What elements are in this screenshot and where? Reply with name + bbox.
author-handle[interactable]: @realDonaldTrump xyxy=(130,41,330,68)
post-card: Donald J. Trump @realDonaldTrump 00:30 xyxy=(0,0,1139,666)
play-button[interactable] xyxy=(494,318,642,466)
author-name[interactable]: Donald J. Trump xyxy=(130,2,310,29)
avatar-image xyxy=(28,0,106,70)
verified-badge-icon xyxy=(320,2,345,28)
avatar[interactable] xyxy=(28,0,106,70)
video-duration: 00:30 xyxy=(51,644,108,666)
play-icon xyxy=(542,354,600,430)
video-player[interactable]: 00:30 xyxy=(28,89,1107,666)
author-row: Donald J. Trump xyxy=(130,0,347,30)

* * *

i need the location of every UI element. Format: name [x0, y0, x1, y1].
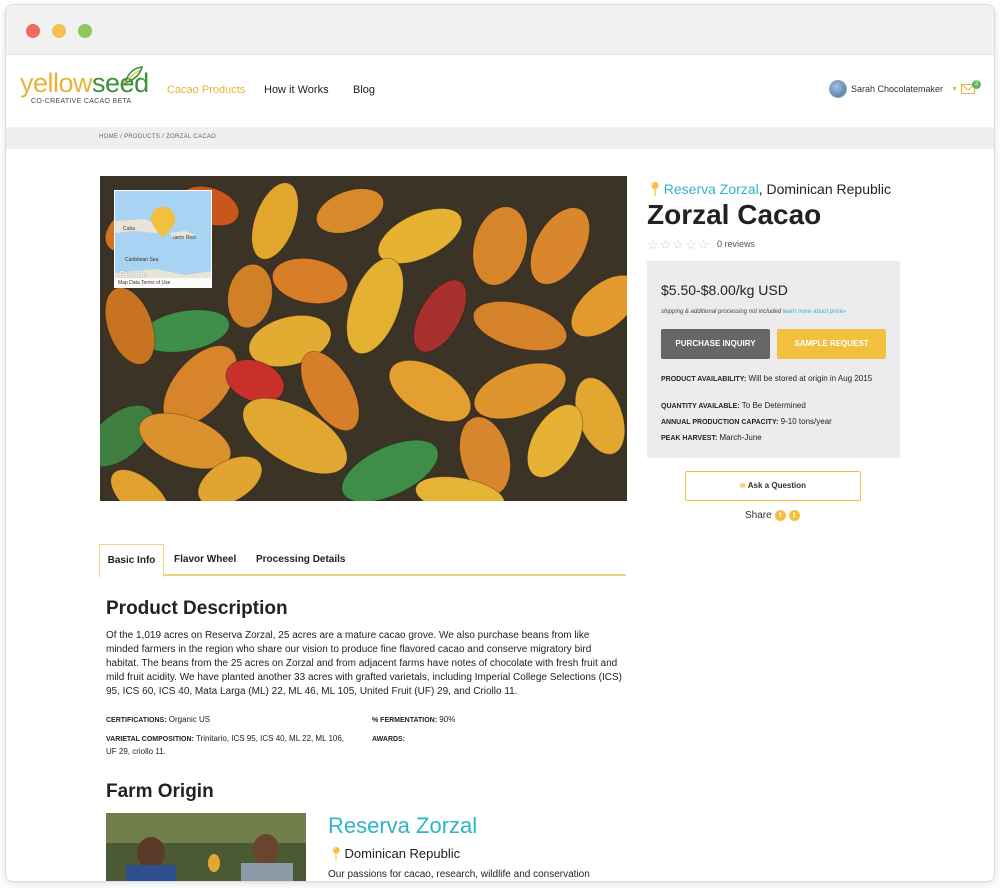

#### [What you should do]
Please return each line from the records above that contains the string "name".

#### [Expected output]
What elements are in this screenshot and where? Reply with name + bbox.
author-name[interactable]: Donald J. Trump xyxy=(130,2,310,29)
i need the location of every UI element. Format: name [x0, y0, x1, y1].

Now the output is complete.